== SELECTED TEXT ==
— Start —
Animats
a year ago
There's no such thing as finite-time arbitration for multiprocessor requests to memory, but it works anyway. This is similar. You can't guarantee time-bounded exactly once delivery, but after enough interchanges the probability of being wrong approaches zero.
This shows up explicitly in blockchain systems, where confidence improves as the number of confirmation cycles increases.
YZF
a year ago
This is the first time I'm hearing about the topic of arbitrating multiprocessor access to memory. Isn't there a trivial counterexample where the bandwidth is divided by the number of processors and each processor gets a timeslot?
Processors, despite being a distributed system (well really every ASIC is), don't typically suffer from your classical distributed systems style issues because they have no failures, or rather they only have certain catastrophic failure modes that are low probability and well controlled for. Your typical distributed system to contrast has constant failures.
rcxdude
a year ago
It's more to do with the underlying electronics: digital is an abstraction, everything is analog underneath, and logic gates and registers are actually just very non-linear analog circuits. What this means is that it's always in principle possible for an asynchronous edge (i.e. one that is not aligned to the other edges in the system) to be arbitrarily non-determinate: never actually being decided as a 1 or a 0 as it propagates through the digital circuit. This isn't an entirely theoretical issue, either: it can and will cause very strange behaviour in a digital system because a marginal or metastable value can be interpreted differently by different parts of the circuit that should be seeing the same value. It's possible in practice to push the chance of this happening extremely low, but it comes at the cost of latency: you need to spend more time to allow the circuit to actually settle into one state or the other.
Within a fully synchronous system, it's possible to avoid this, though. But most multi-processor systems are not synchronous.
londons_explore
a year ago
> But most multi-processor systems are not synchronous.
— End —
== TASK INSTRUCTIONS ==
a) Name every user who posts in the forum thread, in order of appearance.
b) In the entries, swap "interactable" for "clickable" and rewrite only the lines from the line with "861, 98, 883]" up to and including the line with "219, 1349, 220]", leaving everything else in them unchanged.

== DATA ENTRIES ==
— Start —
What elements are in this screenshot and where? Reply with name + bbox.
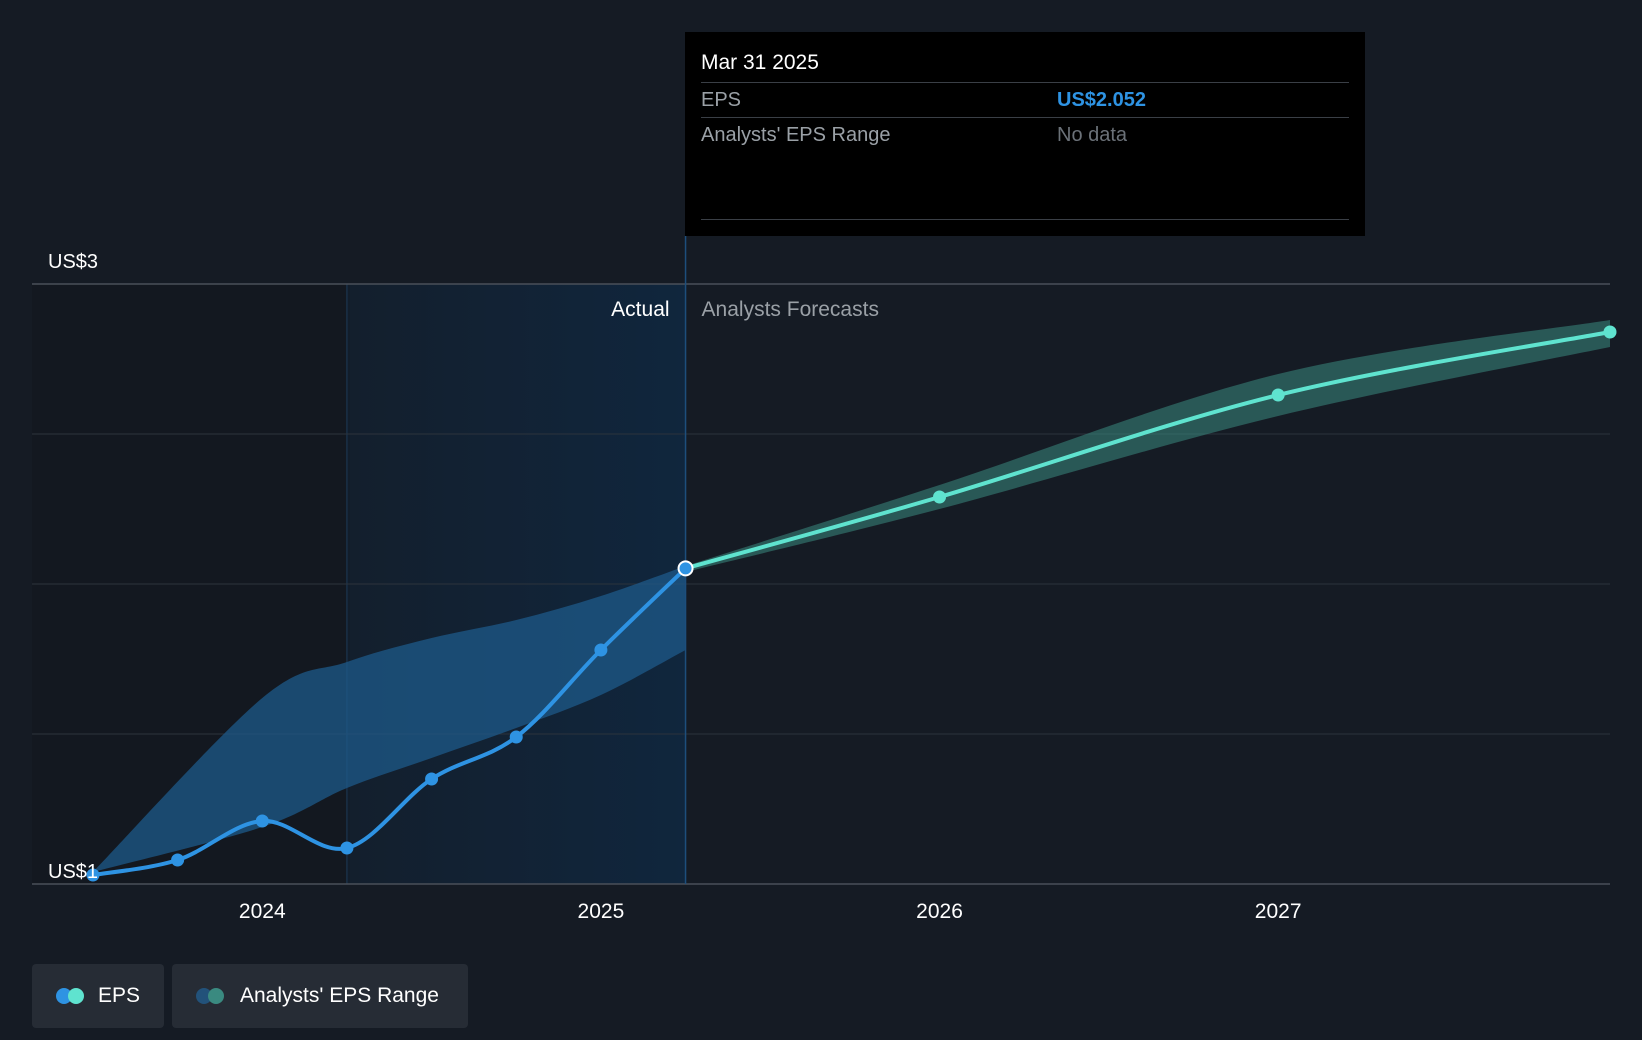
y-tick-label: US$1	[48, 861, 98, 883]
forecast-eps-point[interactable]	[933, 490, 947, 504]
eps-actual-line	[90, 566, 688, 877]
actual-eps-point[interactable]	[255, 814, 269, 828]
legend-label-eps: EPS	[97, 984, 140, 1007]
x-tick-label: 2024	[239, 900, 286, 923]
legend-item-eps[interactable]: EPS	[32, 964, 164, 1028]
tooltip-range-label: Analysts' EPS Range	[701, 124, 891, 146]
actual-eps-range-band	[92, 566, 686, 872]
eps-legend-icon	[56, 988, 84, 1004]
tooltip-row-eps: EPS US$2.052	[701, 83, 1349, 118]
tooltip-date: Mar 31 2025	[701, 32, 1349, 83]
forecast-eps-point[interactable]	[1271, 388, 1285, 402]
actual-eps-point[interactable]	[594, 643, 608, 657]
current-eps-point[interactable]	[677, 560, 694, 577]
hover-tooltip: Mar 31 2025 EPS US$2.052 Analysts' EPS R…	[685, 32, 1365, 236]
data-points	[86, 325, 1617, 882]
tooltip-eps-value: US$2.052	[1057, 89, 1146, 111]
x-tick-label: 2026	[916, 900, 963, 923]
tooltip-eps-label: EPS	[701, 89, 742, 111]
forecast-eps-range-band	[685, 320, 1610, 572]
tooltip-divider	[701, 219, 1349, 220]
legend-item-eps-range[interactable]: Analysts' EPS Range	[172, 964, 468, 1028]
tooltip-range-value: No data	[1057, 124, 1128, 146]
eps-forecast-line	[683, 330, 1612, 571]
actual-eps-point[interactable]	[340, 841, 354, 855]
actual-eps-point[interactable]	[171, 853, 185, 867]
forecast-eps-point[interactable]	[1603, 325, 1617, 339]
y-tick-label: US$3	[48, 251, 98, 273]
actual-eps-point[interactable]	[425, 772, 439, 786]
grid-lines	[32, 283, 1610, 885]
axis-labels: US$3 US$1 2024 2025 2026 2027 Actual Analysts F…	[48, 251, 1302, 923]
forecast-label: Analysts Forecasts	[702, 298, 879, 321]
actual-label: Actual	[611, 298, 669, 321]
x-tick-label: 2025	[578, 900, 625, 923]
tooltip-row-range: Analysts' EPS Range No data	[701, 118, 1349, 152]
eps-range-legend-icon	[196, 988, 226, 1004]
actual-eps-point[interactable]	[509, 730, 523, 744]
actual-eps-point[interactable]	[86, 868, 100, 882]
legend-label-eps-range: Analysts' EPS Range	[240, 984, 439, 1007]
x-tick-label: 2027	[1255, 900, 1302, 923]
— End —
== EXPECTED ANSWERS ==
a) Animats, YZF, rcxdude, londons_explore

b)
y-tick-label: US$1	[48, 861, 98, 883]
forecast-eps-point[clickable]	[933, 490, 947, 504]
eps-actual-line	[90, 566, 688, 877]
actual-eps-point[clickable]	[255, 814, 269, 828]
legend-label-eps: EPS	[97, 984, 140, 1007]
x-tick-label: 2024	[239, 900, 286, 923]
legend-item-eps[clickable]: EPS	[32, 964, 164, 1028]
tooltip-range-label: Analysts' EPS Range	[701, 124, 891, 146]
actual-eps-range-band	[92, 566, 686, 872]
eps-legend-icon	[56, 988, 84, 1004]
tooltip-row-eps: EPS US$2.052	[701, 83, 1349, 118]
tooltip-date: Mar 31 2025	[701, 32, 1349, 83]
forecast-eps-point[clickable]	[1271, 388, 1285, 402]
actual-eps-point[clickable]	[594, 643, 608, 657]
current-eps-point[clickable]	[677, 560, 694, 577]
hover-tooltip: Mar 31 2025 EPS US$2.052 Analysts' EPS R…	[685, 32, 1365, 236]
data-points	[86, 325, 1617, 882]
tooltip-eps-value: US$2.052	[1057, 89, 1146, 111]
x-tick-label: 2026	[916, 900, 963, 923]
tooltip-eps-label: EPS	[701, 89, 742, 111]
forecast-eps-range-band	[685, 320, 1610, 572]
tooltip-divider	[701, 219, 1349, 220]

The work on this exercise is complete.